[Records from a collection]
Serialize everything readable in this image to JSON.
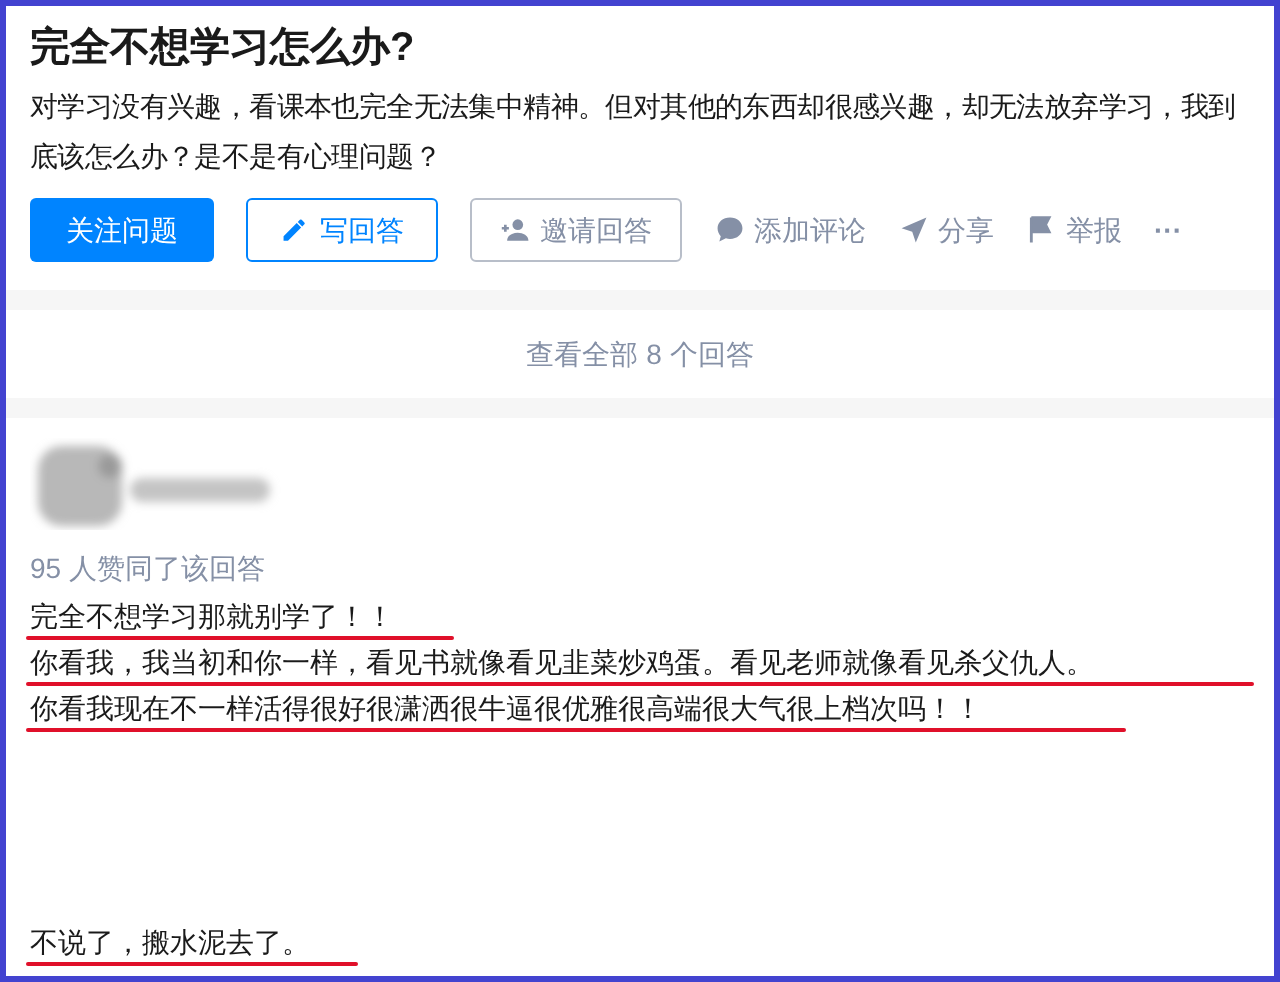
{
  "question": {
    "title": "完全不想学习怎么办?",
    "detail": "对学习没有兴趣，看课本也完全无法集中精神。但对其他的东西却很感兴趣，却无法放弃学习，我到底该怎么办？是不是有心理问题？"
  },
  "actions": [
    {
      "kind": "primary",
      "label": "关注问题"
    },
    {
      "kind": "outline",
      "label": "写回答"
    },
    {
      "kind": "plain",
      "label": "邀请回答"
    },
    {
      "kind": "text",
      "label": "添加评论"
    },
    {
      "kind": "text",
      "label": "分享"
    },
    {
      "kind": "text",
      "label": "举报"
    },
    {
      "kind": "more",
      "label": "···"
    }
  ],
  "view_all": "查看全部 8 个回答",
  "answer": {
    "votes": "95 人赞同了该回答",
    "paragraphs": [
      {
        "text": "完全不想学习那就别学了！！",
        "underlined": true,
        "gap_before": false
      },
      {
        "text": "你看我，我当初和你一样，看见书就像看见韭菜炒鸡蛋。看见老师就像看见杀父仇人。",
        "underlined": true,
        "gap_before": false
      },
      {
        "text": "你看我现在不一样活得很好很潇洒很牛逼很优雅很高端很大气很上档次吗！！",
        "underlined": true,
        "gap_before": false
      },
      {
        "text": "不说了，搬水泥去了。",
        "underlined": true,
        "gap_before": true
      }
    ]
  }
}
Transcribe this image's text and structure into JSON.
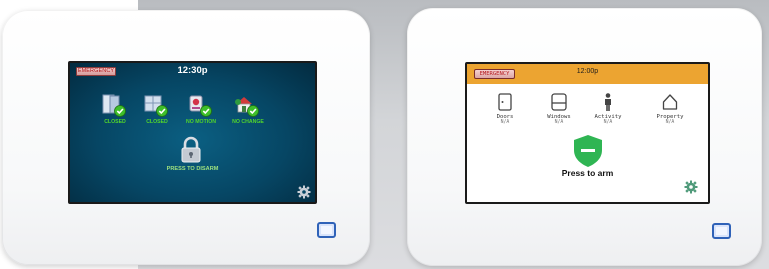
{
  "left_panel": {
    "emergency_label": "EMERGENCY",
    "time": "12:30p",
    "statuses": [
      {
        "label": "CLOSED",
        "icon": "doors-icon"
      },
      {
        "label": "CLOSED",
        "icon": "windows-icon"
      },
      {
        "label": "NO MOTION",
        "icon": "motion-sensor-icon"
      },
      {
        "label": "NO CHANGE",
        "icon": "property-icon"
      }
    ],
    "action": "PRESS TO DISARM",
    "settings_icon": "gear-icon",
    "colors": {
      "screen": "#064664",
      "status_text": "#53d62b",
      "check": "#3fbf2a"
    }
  },
  "right_panel": {
    "emergency_label": "EMERGENCY",
    "time": "12:00p",
    "statuses": [
      {
        "name": "Doors",
        "value": "N/A",
        "icon": "door-icon"
      },
      {
        "name": "Windows",
        "value": "N/A",
        "icon": "window-icon"
      },
      {
        "name": "Activity",
        "value": "N/A",
        "icon": "person-icon"
      },
      {
        "name": "Property",
        "value": "N/A",
        "icon": "house-icon"
      }
    ],
    "action": "Press to arm",
    "settings_icon": "gear-icon",
    "colors": {
      "header": "#eca431",
      "shield": "#2fb553"
    }
  }
}
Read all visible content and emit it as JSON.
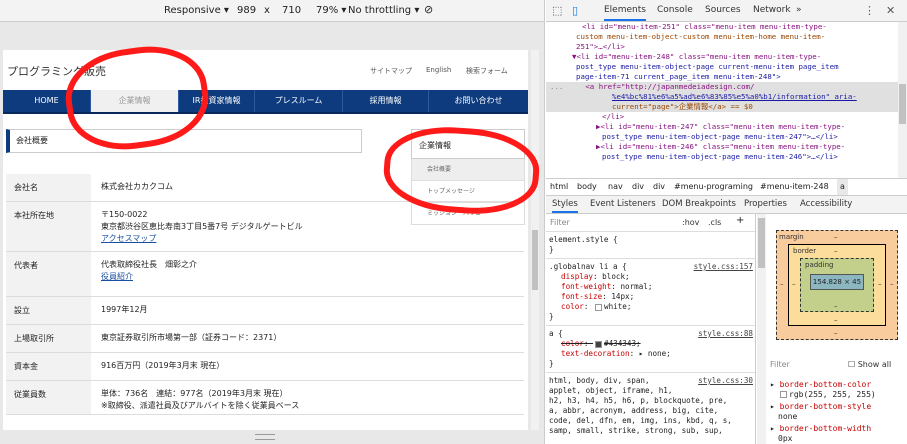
{
  "device_toolbar": {
    "mode": "Responsive",
    "width": "989",
    "times": "x",
    "height": "710",
    "zoom": "79%",
    "throttle": "No throttling"
  },
  "site": {
    "title": "プログラミング販売",
    "util_links": [
      "サイトマップ",
      "English",
      "検索フォーム"
    ],
    "nav": [
      "HOME",
      "企業情報",
      "IR投資家情報",
      "プレスルーム",
      "採用情報",
      "お問い合わせ"
    ],
    "section_heading": "会社概要",
    "side_menu": {
      "heading": "企業情報",
      "items": [
        "会社概要",
        "トップメッセージ",
        "ミッション・バリュー"
      ]
    },
    "table": [
      {
        "label": "会社名",
        "lines": [
          "株式会社カカクコム"
        ],
        "link": ""
      },
      {
        "label": "本社所在地",
        "lines": [
          "〒150-0022",
          "東京都渋谷区恵比寿南3丁目5番7号 デジタルゲートビル"
        ],
        "link": "アクセスマップ"
      },
      {
        "label": "代表者",
        "lines": [
          "代表取締役社長　畑彰之介"
        ],
        "link": "役員紹介"
      },
      {
        "label": "設立",
        "lines": [
          "1997年12月"
        ],
        "link": ""
      },
      {
        "label": "上場取引所",
        "lines": [
          "東京証券取引所市場第一部（証券コード：2371）"
        ],
        "link": ""
      },
      {
        "label": "資本金",
        "lines": [
          "916百万円（2019年3月末 現在）"
        ],
        "link": ""
      },
      {
        "label": "従業員数",
        "lines": [
          "単体：736名　連結：977名（2019年3月末 現在）",
          "※取締役、派遣社員及びアルバイトを除く従業員ベース"
        ],
        "link": ""
      }
    ]
  },
  "devtools": {
    "tabs": [
      "Elements",
      "Console",
      "Sources",
      "Network"
    ],
    "more": "»",
    "elements_lines": [
      "<li id=\"menu-item-251\" class=\"menu-item menu-item-type-",
      "custom menu-item-object-custom menu-item-home menu-item-",
      "251\">…</li>",
      "▼<li id=\"menu-item-248\" class=\"menu-item menu-item-type-",
      "post_type menu-item-object-page current-menu-item page_item",
      "page-item-71 current_page_item menu-item-248\">",
      "<a href=\"http://japanmedeiadesign.com/",
      "%e4%bc%81%e6%a5%ad%e6%83%85%e5%a0%b1/information\" aria-",
      "current=\"page\">企業情報</a> == $0",
      "</li>",
      "▶<li id=\"menu-item-247\" class=\"menu-item menu-item-type-",
      "post_type menu-item-object-page menu-item-247\">…</li>",
      "▶<li id=\"menu-item-246\" class=\"menu-item menu-item-type-",
      "post_type menu-item-object-page menu-item-246\">…</li>"
    ],
    "breadcrumbs": [
      "html",
      "body",
      "nav",
      "div",
      "div",
      "#menu-programing",
      "#menu-item-248",
      "a"
    ],
    "sub_tabs": [
      "Styles",
      "Event Listeners",
      "DOM Breakpoints",
      "Properties",
      "Accessibility"
    ],
    "styles": {
      "filter_placeholder": "Filter",
      "hov": ":hov",
      "cls": ".cls",
      "plus": "+",
      "element_style": "element.style {",
      "close": "}",
      "rule1_selector": ".globalnav li a {",
      "rule1_source": "style.css:157",
      "rule1_props": [
        {
          "name": "display",
          "value": "block;"
        },
        {
          "name": "font-weight",
          "value": "normal;"
        },
        {
          "name": "font-size",
          "value": "14px;"
        },
        {
          "name": "color",
          "value": "white;"
        }
      ],
      "rule2_selector": "a {",
      "rule2_source": "style.css:88",
      "rule2_props": [
        {
          "name": "color",
          "value": "#434343;"
        },
        {
          "name": "text-decoration",
          "value": "▸ none;"
        }
      ],
      "rule3_source": "style.css:30",
      "rule3_lines": [
        "html, body, div, span,",
        "applet, object, iframe, h1,",
        "h2, h3, h4, h5, h6, p, blockquote, pre,",
        "a, abbr, acronym, address, big, cite,",
        "code, del, dfn, em, img, ins, kbd, q, s,",
        "samp, small, strike, strong, sub, sup,"
      ]
    },
    "box_model": {
      "margin": "margin",
      "border": "border",
      "padding": "padding",
      "content": "154.828 × 45",
      "dash": "–"
    },
    "computed": {
      "filter": "Filter",
      "show_all": "Show all",
      "props": [
        {
          "name": "border-bottom-color",
          "value": "rgb(255, 255, 255)"
        },
        {
          "name": "border-bottom-style",
          "value": "none"
        },
        {
          "name": "border-bottom-width",
          "value": "0px"
        }
      ]
    }
  }
}
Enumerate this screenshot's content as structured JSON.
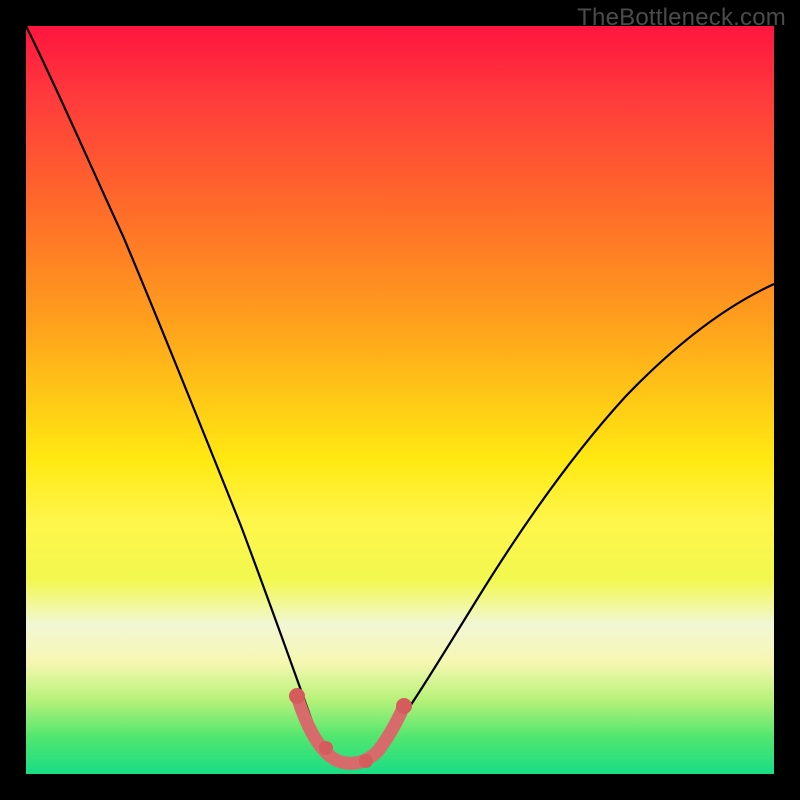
{
  "watermark": {
    "text": "TheBottleneck.com"
  },
  "colors": {
    "frame": "#000000",
    "curve": "#000000",
    "highlight": "#d76b6b",
    "highlight_dot": "#d45c5c"
  },
  "chart_data": {
    "type": "line",
    "title": "",
    "xlabel": "",
    "ylabel": "",
    "xlim": [
      0,
      100
    ],
    "ylim": [
      0,
      100
    ],
    "series": [
      {
        "name": "bottleneck-curve",
        "x": [
          0,
          5,
          10,
          15,
          20,
          25,
          30,
          34,
          37,
          39,
          41,
          43,
          46,
          50,
          55,
          60,
          65,
          70,
          75,
          80,
          85,
          90,
          95,
          100
        ],
        "y": [
          100,
          90,
          80,
          70,
          59,
          47,
          33,
          20,
          11,
          6,
          3,
          2,
          2,
          3,
          7,
          13,
          21,
          29,
          37,
          45,
          52,
          58,
          62,
          65
        ]
      }
    ],
    "highlight_region": {
      "x0": 37,
      "x1": 50,
      "approx_y": [
        11,
        6,
        3,
        2,
        2,
        3,
        7
      ]
    }
  }
}
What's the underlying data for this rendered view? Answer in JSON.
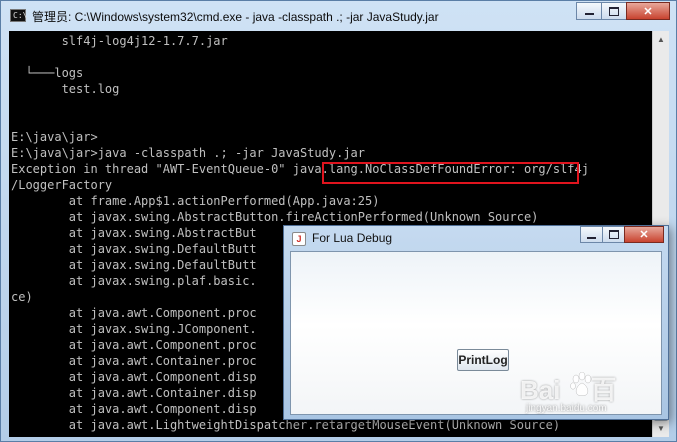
{
  "cmd_window": {
    "icon_label": "C:\\",
    "title": "管理员: C:\\Windows\\system32\\cmd.exe - java  -classpath .; -jar JavaStudy.jar",
    "console_lines": [
      "       slf4j-log4j12-1.7.7.jar",
      "",
      "  └───logs",
      "       test.log",
      "",
      "",
      "E:\\java\\jar>",
      "E:\\java\\jar>java -classpath .; -jar JavaStudy.jar",
      "Exception in thread \"AWT-EventQueue-0\" java.lang.NoClassDefFoundError: org/slf4j",
      "/LoggerFactory",
      "        at frame.App$1.actionPerformed(App.java:25)",
      "        at javax.swing.AbstractButton.fireActionPerformed(Unknown Source)",
      "        at javax.swing.AbstractBut",
      "        at javax.swing.DefaultButt",
      "        at javax.swing.DefaultButt",
      "        at javax.swing.plaf.basic.",
      "ce)",
      "        at java.awt.Component.proc",
      "        at javax.swing.JComponent.",
      "        at java.awt.Component.proc",
      "        at java.awt.Container.proc",
      "        at java.awt.Component.disp",
      "        at java.awt.Container.disp",
      "        at java.awt.Component.disp",
      "        at java.awt.LightweightDispatcher.retargetMouseEvent(Unknown Source)"
    ]
  },
  "swing_window": {
    "icon_label": "J",
    "title": "For Lua Debug",
    "button_label": "PrintLog"
  },
  "window_controls": {
    "minimize_icon": "minimize-icon",
    "maximize_icon": "maximize-icon",
    "close_glyph": "✕"
  },
  "watermark": {
    "logo_left": "Bai",
    "logo_right": "百",
    "sub": "jingyan.baidu.com"
  },
  "colors": {
    "highlight": "#e0141e",
    "console_bg": "#000000",
    "console_fg": "#c0c0c0"
  }
}
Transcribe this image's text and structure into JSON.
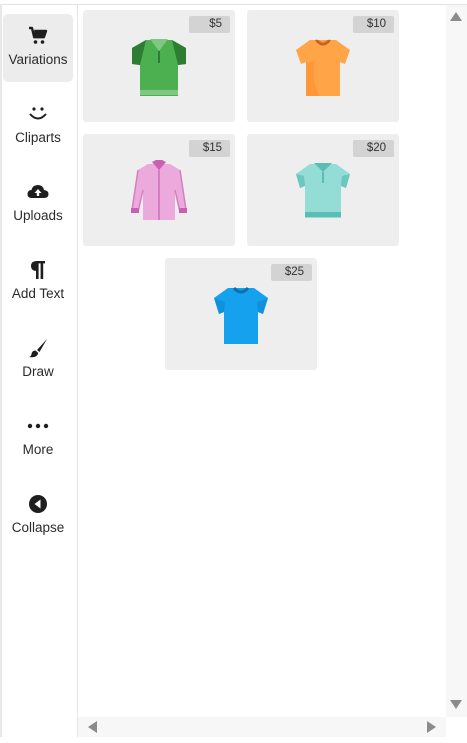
{
  "sidebar": {
    "items": [
      {
        "label": "Variations",
        "icon": "cart-icon",
        "active": true
      },
      {
        "label": "Cliparts",
        "icon": "smiley-icon",
        "active": false
      },
      {
        "label": "Uploads",
        "icon": "cloud-upload-icon",
        "active": false
      },
      {
        "label": "Add Text",
        "icon": "pilcrow-icon",
        "active": false
      },
      {
        "label": "Draw",
        "icon": "brush-icon",
        "active": false
      },
      {
        "label": "More",
        "icon": "more-dots-icon",
        "active": false
      },
      {
        "label": "Collapse",
        "icon": "collapse-left-icon",
        "active": false
      }
    ]
  },
  "variations": [
    {
      "price": "$5",
      "product": "green-polo-shirt",
      "color": "#4caf50"
    },
    {
      "price": "$10",
      "product": "orange-tshirt",
      "color": "#ff9a3d"
    },
    {
      "price": "$15",
      "product": "pink-dress-shirt",
      "color": "#e8a3d9"
    },
    {
      "price": "$20",
      "product": "teal-polo-shirt",
      "color": "#8fd8d2"
    },
    {
      "price": "$25",
      "product": "blue-tshirt",
      "color": "#14a0ee"
    }
  ],
  "colors": {
    "active_nav_bg": "#ececec",
    "card_bg": "#eeeeee",
    "price_badge_bg": "#d3d3d3"
  }
}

Set problem
Write out every line of the data that holds the word "JavaStudy".

Response to this task
    "title": "管理员: C:\\Windows\\system32\\cmd.exe - java  -classpath .; -jar JavaStudy.jar",
      "E:\\java\\jar>java -classpath .; -jar JavaStudy.jar",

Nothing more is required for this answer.